> **What is needed**
In the listing below, locate the lines that hold the string "nmelancholic". Copy those lines.

#####

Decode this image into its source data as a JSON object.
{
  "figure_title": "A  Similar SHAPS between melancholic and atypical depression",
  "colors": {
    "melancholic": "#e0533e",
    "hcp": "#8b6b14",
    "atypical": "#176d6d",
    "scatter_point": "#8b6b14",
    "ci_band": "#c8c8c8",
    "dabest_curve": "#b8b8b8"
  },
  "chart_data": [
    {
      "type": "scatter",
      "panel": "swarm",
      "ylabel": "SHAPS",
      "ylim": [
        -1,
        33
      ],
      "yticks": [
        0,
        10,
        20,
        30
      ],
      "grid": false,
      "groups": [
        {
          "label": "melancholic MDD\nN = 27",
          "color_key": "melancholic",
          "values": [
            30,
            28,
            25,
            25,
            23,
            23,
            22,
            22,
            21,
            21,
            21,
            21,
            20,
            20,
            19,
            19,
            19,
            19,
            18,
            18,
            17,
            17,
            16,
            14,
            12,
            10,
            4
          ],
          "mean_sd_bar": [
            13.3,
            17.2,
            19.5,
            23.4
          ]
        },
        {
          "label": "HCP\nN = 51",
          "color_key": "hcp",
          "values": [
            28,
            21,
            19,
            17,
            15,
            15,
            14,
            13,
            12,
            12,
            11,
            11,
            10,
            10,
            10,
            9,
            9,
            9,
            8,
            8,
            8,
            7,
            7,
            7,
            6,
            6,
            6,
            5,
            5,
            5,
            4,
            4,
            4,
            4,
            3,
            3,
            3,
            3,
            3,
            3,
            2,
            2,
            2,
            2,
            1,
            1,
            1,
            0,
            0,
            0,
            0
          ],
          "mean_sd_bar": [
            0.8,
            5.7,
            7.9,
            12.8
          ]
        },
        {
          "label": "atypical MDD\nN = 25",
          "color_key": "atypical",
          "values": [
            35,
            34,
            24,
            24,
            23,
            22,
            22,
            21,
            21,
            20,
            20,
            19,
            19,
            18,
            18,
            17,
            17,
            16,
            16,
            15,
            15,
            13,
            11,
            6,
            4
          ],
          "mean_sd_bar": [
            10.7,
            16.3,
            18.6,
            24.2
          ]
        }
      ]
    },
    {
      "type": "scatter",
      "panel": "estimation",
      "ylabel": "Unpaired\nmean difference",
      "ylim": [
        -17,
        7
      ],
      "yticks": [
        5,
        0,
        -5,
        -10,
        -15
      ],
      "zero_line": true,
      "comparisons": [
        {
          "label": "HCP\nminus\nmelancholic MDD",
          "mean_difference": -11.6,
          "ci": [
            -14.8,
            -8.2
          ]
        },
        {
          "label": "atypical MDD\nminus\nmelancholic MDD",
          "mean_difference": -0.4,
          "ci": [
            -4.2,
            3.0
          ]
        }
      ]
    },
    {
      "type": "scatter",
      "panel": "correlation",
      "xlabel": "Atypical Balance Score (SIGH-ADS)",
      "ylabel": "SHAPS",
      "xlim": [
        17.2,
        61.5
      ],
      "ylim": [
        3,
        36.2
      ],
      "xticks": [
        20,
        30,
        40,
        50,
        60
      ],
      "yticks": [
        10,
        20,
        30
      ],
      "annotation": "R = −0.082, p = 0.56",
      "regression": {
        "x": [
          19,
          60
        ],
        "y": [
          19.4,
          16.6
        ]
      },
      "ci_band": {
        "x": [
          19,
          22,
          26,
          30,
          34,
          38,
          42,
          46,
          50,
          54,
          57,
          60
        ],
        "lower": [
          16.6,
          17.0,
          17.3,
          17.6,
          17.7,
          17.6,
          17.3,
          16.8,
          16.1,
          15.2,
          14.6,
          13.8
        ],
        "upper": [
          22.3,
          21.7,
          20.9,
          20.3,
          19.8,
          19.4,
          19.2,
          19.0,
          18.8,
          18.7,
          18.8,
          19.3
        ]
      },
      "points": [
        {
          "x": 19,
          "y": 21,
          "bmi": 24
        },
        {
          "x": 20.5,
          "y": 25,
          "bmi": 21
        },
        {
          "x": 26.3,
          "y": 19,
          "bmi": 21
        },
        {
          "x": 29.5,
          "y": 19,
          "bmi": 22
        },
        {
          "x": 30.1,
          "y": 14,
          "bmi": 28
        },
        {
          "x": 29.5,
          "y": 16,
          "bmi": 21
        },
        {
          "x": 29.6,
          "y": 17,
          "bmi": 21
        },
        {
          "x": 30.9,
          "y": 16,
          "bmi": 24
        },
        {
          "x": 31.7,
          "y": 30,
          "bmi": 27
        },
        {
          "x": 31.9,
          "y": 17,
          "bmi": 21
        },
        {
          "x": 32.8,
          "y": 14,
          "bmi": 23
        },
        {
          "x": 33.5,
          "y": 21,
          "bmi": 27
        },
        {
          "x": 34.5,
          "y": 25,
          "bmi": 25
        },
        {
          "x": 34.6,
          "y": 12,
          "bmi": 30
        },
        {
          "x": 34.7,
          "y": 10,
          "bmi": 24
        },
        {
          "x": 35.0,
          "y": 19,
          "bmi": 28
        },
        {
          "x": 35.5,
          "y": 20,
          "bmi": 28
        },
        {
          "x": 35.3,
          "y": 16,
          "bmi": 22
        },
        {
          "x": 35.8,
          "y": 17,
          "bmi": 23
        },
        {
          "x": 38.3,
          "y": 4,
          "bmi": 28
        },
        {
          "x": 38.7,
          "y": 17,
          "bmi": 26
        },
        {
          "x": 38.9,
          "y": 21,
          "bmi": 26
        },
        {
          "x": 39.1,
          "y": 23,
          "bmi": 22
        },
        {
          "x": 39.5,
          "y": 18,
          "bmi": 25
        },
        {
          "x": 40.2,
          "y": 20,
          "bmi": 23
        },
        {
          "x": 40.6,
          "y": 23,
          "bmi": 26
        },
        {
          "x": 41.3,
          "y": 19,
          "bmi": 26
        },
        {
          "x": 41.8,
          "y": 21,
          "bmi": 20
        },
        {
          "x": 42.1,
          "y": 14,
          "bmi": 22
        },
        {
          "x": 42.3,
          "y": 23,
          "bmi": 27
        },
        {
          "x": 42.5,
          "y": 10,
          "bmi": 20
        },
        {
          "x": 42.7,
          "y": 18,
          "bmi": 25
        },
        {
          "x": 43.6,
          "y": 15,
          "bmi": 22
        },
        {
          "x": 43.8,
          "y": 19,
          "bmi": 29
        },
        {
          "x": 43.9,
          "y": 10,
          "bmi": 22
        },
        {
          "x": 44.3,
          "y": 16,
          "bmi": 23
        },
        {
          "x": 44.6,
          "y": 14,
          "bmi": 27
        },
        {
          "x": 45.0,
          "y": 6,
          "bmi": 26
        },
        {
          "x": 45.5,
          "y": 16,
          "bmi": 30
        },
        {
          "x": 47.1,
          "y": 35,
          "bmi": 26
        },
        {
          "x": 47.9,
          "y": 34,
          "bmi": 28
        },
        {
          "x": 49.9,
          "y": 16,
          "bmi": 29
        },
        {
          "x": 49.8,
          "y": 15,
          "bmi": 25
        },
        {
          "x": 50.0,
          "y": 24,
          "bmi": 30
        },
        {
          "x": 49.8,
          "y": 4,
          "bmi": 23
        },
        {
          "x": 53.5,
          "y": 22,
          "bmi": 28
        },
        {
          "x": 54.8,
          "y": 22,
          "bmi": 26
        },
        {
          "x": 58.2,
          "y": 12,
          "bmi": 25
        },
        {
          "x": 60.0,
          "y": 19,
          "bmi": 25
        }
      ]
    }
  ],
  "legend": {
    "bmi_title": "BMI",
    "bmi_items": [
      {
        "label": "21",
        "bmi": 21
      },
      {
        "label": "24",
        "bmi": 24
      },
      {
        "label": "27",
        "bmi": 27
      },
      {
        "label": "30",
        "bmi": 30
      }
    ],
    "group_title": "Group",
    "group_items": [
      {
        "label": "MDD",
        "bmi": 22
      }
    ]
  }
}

#####

> **Exercise answer**
          "label": "HCP\nminus\nmelancholic MDD",
          "label": "atypical MDD\nminus\nmelancholic MDD",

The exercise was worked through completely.